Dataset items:
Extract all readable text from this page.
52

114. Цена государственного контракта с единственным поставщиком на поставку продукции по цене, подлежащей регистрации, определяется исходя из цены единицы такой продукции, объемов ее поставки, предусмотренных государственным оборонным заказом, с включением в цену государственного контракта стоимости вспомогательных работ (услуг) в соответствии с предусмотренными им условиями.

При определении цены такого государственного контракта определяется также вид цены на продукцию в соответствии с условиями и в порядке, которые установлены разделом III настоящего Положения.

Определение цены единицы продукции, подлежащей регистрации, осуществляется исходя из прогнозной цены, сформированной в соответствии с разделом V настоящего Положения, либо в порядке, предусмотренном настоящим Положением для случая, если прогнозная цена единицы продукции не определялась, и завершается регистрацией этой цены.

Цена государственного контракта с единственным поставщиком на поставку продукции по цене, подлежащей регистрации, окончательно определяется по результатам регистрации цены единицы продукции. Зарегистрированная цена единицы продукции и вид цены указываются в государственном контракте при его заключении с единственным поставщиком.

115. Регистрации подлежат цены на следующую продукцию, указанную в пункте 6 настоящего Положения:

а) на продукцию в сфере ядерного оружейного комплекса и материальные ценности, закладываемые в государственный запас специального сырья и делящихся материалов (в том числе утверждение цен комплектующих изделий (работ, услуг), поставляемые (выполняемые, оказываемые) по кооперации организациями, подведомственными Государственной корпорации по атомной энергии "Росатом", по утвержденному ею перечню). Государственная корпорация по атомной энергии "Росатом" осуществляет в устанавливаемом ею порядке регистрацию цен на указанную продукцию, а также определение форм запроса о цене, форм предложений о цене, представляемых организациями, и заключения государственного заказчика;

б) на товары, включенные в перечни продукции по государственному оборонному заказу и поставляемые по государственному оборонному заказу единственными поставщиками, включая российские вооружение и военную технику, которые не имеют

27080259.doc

*Exercise task:*
Using the entries above, return each line that includes the word "поставщиком".

*Answer to this task:*
114. Цена государственного контракта с единственным поставщиком на поставку продукции по цене, подлежащей регистрации, определяется исходя из цены единицы такой продукции, объемов ее поставки, предусмотренных государственным оборонным заказом, с включением в цену государственного контракта стоимости вспомогательных работ (услуг) в соответствии с предусмотренными им условиями.
Цена государственного контракта с единственным поставщиком на поставку продукции по цене, подлежащей регистрации, окончательно определяется по результатам регистрации цены единицы продукции. Зарегистрированная цена единицы продукции и вид цены указываются в государственном контракте при его заключении с единственным поставщиком.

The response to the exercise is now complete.